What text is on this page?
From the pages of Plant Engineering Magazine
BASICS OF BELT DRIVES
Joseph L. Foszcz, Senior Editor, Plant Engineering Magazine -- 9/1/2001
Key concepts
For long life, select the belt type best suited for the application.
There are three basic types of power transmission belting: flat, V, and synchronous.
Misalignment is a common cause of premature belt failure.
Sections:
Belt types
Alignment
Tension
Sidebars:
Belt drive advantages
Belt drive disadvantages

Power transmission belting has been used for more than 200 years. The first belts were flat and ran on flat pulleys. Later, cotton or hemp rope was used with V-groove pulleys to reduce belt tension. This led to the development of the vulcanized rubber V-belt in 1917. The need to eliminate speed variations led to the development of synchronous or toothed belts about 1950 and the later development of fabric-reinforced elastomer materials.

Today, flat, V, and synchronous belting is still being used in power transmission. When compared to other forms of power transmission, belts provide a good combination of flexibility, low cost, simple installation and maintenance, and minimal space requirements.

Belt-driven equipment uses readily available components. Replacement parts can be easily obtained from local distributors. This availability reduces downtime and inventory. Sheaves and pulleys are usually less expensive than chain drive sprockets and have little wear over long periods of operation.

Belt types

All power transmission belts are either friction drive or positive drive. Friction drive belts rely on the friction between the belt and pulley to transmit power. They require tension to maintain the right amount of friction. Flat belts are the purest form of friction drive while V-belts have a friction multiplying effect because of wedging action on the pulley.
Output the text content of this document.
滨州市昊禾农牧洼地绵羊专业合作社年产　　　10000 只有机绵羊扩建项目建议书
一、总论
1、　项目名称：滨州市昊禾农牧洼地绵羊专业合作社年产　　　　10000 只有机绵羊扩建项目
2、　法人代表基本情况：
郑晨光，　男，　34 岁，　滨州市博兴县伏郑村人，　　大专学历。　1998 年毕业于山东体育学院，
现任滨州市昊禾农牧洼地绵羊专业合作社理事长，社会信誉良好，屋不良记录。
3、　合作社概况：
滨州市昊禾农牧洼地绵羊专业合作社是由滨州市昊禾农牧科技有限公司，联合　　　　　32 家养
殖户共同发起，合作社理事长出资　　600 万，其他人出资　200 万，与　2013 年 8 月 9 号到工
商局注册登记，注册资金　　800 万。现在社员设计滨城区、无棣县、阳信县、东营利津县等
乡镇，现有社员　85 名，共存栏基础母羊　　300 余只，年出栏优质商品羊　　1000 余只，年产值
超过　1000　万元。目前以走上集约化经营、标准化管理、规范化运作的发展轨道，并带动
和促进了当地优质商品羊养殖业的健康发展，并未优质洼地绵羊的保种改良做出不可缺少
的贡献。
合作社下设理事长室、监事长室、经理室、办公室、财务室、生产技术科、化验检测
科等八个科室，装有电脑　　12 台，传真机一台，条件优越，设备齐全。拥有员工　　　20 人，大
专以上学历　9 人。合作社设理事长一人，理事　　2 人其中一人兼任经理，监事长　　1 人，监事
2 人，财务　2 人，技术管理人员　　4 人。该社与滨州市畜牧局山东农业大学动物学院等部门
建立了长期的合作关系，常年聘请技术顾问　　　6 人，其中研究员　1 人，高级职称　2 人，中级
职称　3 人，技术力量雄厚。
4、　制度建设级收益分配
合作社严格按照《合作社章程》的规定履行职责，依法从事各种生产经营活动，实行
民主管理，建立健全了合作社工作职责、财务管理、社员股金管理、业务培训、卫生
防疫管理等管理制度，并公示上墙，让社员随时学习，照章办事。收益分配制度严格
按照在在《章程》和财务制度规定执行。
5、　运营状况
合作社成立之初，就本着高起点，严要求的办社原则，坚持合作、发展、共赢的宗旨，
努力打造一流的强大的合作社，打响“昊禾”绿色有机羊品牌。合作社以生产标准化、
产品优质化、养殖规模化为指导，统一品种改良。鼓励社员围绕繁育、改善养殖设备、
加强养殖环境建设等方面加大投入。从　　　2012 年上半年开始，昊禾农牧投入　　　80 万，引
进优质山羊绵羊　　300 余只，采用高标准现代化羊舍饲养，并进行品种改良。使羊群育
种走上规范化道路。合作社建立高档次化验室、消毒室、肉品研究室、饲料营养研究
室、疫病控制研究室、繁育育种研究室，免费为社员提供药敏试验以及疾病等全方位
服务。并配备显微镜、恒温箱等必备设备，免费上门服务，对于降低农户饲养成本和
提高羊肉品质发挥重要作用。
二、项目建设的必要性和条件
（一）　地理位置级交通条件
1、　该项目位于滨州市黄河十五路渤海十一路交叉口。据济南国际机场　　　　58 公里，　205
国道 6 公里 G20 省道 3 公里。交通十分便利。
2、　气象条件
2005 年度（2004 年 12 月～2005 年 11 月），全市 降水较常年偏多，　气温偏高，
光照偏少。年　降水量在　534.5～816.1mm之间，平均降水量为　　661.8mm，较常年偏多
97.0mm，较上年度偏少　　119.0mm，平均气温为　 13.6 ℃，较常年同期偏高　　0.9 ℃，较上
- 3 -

****************************************

## Aim of the task
Give back each line above precisely as it stands.

## Answer to the exercise
What text is on this page?
From the pages of Plant Engineering Magazine
BASICS OF BELT DRIVES
Joseph L. Foszcz, Senior Editor, Plant Engineering Magazine -- 9/1/2001
Key concepts
For long life, select the belt type best suited for the application.
There are three basic types of power transmission belting: flat, V, and synchronous.
Misalignment is a common cause of premature belt failure.
Sections:
Belt types
Alignment
Tension
Sidebars:
Belt drive advantages
Belt drive disadvantages

Power transmission belting has been used for more than 200 years. The first belts were flat and ran on flat pulleys. Later, cotton or hemp rope was used with V-groove pulleys to reduce belt tension. This led to the development of the vulcanized rubber V-belt in 1917. The need to eliminate speed variations led to the development of synchronous or toothed belts about 1950 and the later development of fabric-reinforced elastomer materials.

Today, flat, V, and synchronous belting is still being used in power transmission. When compared to other forms of power transmission, belts provide a good combination of flexibility, low cost, simple installation and maintenance, and minimal space requirements.

Belt-driven equipment uses readily available components. Replacement parts can be easily obtained from local distributors. This availability reduces downtime and inventory. Sheaves and pulleys are usually less expensive than chain drive sprockets and have little wear over long periods of operation.

Belt types

All power transmission belts are either friction drive or positive drive. Friction drive belts rely on the friction between the belt and pulley to transmit power. They require tension to maintain the right amount of friction. Flat belts are the purest form of friction drive while V-belts have a friction multiplying effect because of wedging action on the pulley.
Output the text content of this document.
滨州市昊禾农牧洼地绵羊专业合作社年产　　　10000 只有机绵羊扩建项目建议书
一、总论
1、　项目名称：滨州市昊禾农牧洼地绵羊专业合作社年产　　　　10000 只有机绵羊扩建项目
2、　法人代表基本情况：
郑晨光，　男，　34 岁，　滨州市博兴县伏郑村人，　　大专学历。　1998 年毕业于山东体育学院，
现任滨州市昊禾农牧洼地绵羊专业合作社理事长，社会信誉良好，屋不良记录。
3、　合作社概况：
滨州市昊禾农牧洼地绵羊专业合作社是由滨州市昊禾农牧科技有限公司，联合　　　　　32 家养
殖户共同发起，合作社理事长出资　　600 万，其他人出资　200 万，与　2013 年 8 月 9 号到工
商局注册登记，注册资金　　800 万。现在社员设计滨城区、无棣县、阳信县、东营利津县等
乡镇，现有社员　85 名，共存栏基础母羊　　300 余只，年出栏优质商品羊　　1000 余只，年产值
超过　1000　万元。目前以走上集约化经营、标准化管理、规范化运作的发展轨道，并带动
和促进了当地优质商品羊养殖业的健康发展，并未优质洼地绵羊的保种改良做出不可缺少
的贡献。
合作社下设理事长室、监事长室、经理室、办公室、财务室、生产技术科、化验检测
科等八个科室，装有电脑　　12 台，传真机一台，条件优越，设备齐全。拥有员工　　　20 人，大
专以上学历　9 人。合作社设理事长一人，理事　　2 人其中一人兼任经理，监事长　　1 人，监事
2 人，财务　2 人，技术管理人员　　4 人。该社与滨州市畜牧局山东农业大学动物学院等部门
建立了长期的合作关系，常年聘请技术顾问　　　6 人，其中研究员　1 人，高级职称　2 人，中级
职称　3 人，技术力量雄厚。
4、　制度建设级收益分配
合作社严格按照《合作社章程》的规定履行职责，依法从事各种生产经营活动，实行
民主管理，建立健全了合作社工作职责、财务管理、社员股金管理、业务培训、卫生
防疫管理等管理制度，并公示上墙，让社员随时学习，照章办事。收益分配制度严格
按照在在《章程》和财务制度规定执行。
5、　运营状况
合作社成立之初，就本着高起点，严要求的办社原则，坚持合作、发展、共赢的宗旨，
努力打造一流的强大的合作社，打响“昊禾”绿色有机羊品牌。合作社以生产标准化、
产品优质化、养殖规模化为指导，统一品种改良。鼓励社员围绕繁育、改善养殖设备、
加强养殖环境建设等方面加大投入。从　　　2012 年上半年开始，昊禾农牧投入　　　80 万，引
进优质山羊绵羊　　300 余只，采用高标准现代化羊舍饲养，并进行品种改良。使羊群育
种走上规范化道路。合作社建立高档次化验室、消毒室、肉品研究室、饲料营养研究
室、疫病控制研究室、繁育育种研究室，免费为社员提供药敏试验以及疾病等全方位
服务。并配备显微镜、恒温箱等必备设备，免费上门服务，对于降低农户饲养成本和
提高羊肉品质发挥重要作用。
二、项目建设的必要性和条件
（一）　地理位置级交通条件
1、　该项目位于滨州市黄河十五路渤海十一路交叉口。据济南国际机场　　　　58 公里，　205
国道 6 公里 G20 省道 3 公里。交通十分便利。
2、　气象条件
2005 年度（2004 年 12 月～2005 年 11 月），全市 降水较常年偏多，　气温偏高，
光照偏少。年　降水量在　534.5～816.1mm之间，平均降水量为　　661.8mm，较常年偏多
97.0mm，较上年度偏少　　119.0mm，平均气温为　 13.6 ℃，较常年同期偏高　　0.9 ℃，较上
- 3 -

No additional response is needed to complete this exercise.